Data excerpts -

════════

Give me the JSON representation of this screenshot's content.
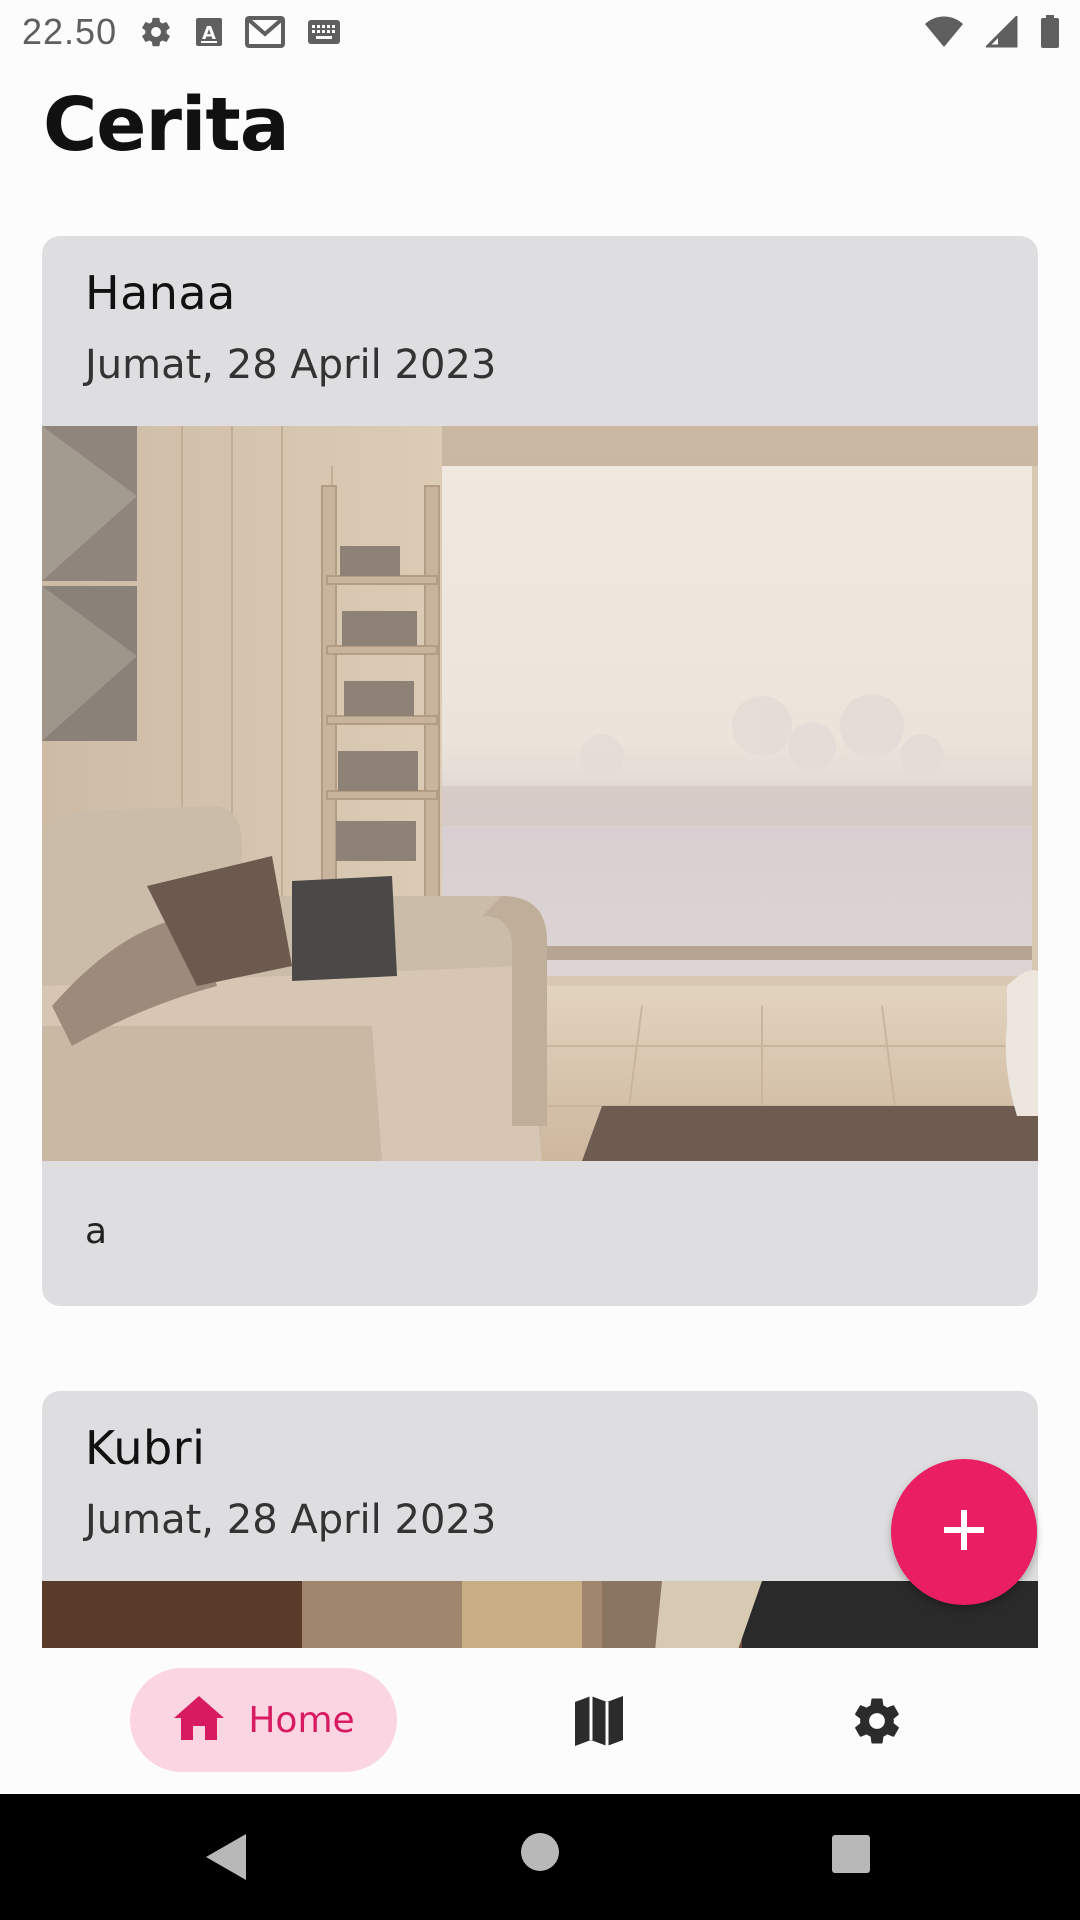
{
  "status_bar": {
    "time": "22.50",
    "icons": [
      "gear-icon",
      "text-a-icon",
      "gmail-icon",
      "keyboard-icon",
      "wifi-icon",
      "signal-icon",
      "battery-icon"
    ]
  },
  "page": {
    "title": "Cerita"
  },
  "stories": [
    {
      "name": "Hanaa",
      "date": "Jumat, 28 April 2023",
      "image": "living-room-photo",
      "description": "a"
    },
    {
      "name": "Kubri",
      "date": "Jumat, 28 April 2023",
      "image": "story-photo"
    }
  ],
  "fab": {
    "icon": "plus-icon"
  },
  "bottom_nav": {
    "items": [
      {
        "label": "Home",
        "icon": "home-icon",
        "selected": true
      },
      {
        "icon": "map-icon"
      },
      {
        "icon": "settings-icon"
      }
    ]
  },
  "colors": {
    "accent": "#e91e63",
    "nav_selected_bg": "#fbd6e2",
    "card_bg": "#dedddf"
  }
}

════════

Repeat the listing above exactly, with no pictures.

Answer to the task -
Give me the JSON representation of this screenshot's content.
{
  "status_bar": {
    "time": "22.50",
    "icons": [
      "gear-icon",
      "text-a-icon",
      "gmail-icon",
      "keyboard-icon",
      "wifi-icon",
      "signal-icon",
      "battery-icon"
    ]
  },
  "page": {
    "title": "Cerita"
  },
  "stories": [
    {
      "name": "Hanaa",
      "date": "Jumat, 28 April 2023",
      "image": "living-room-photo",
      "description": "a"
    },
    {
      "name": "Kubri",
      "date": "Jumat, 28 April 2023",
      "image": "story-photo"
    }
  ],
  "fab": {
    "icon": "plus-icon"
  },
  "bottom_nav": {
    "items": [
      {
        "label": "Home",
        "icon": "home-icon",
        "selected": true
      },
      {
        "icon": "map-icon"
      },
      {
        "icon": "settings-icon"
      }
    ]
  },
  "colors": {
    "accent": "#e91e63",
    "nav_selected_bg": "#fbd6e2",
    "card_bg": "#dedddf"
  }
}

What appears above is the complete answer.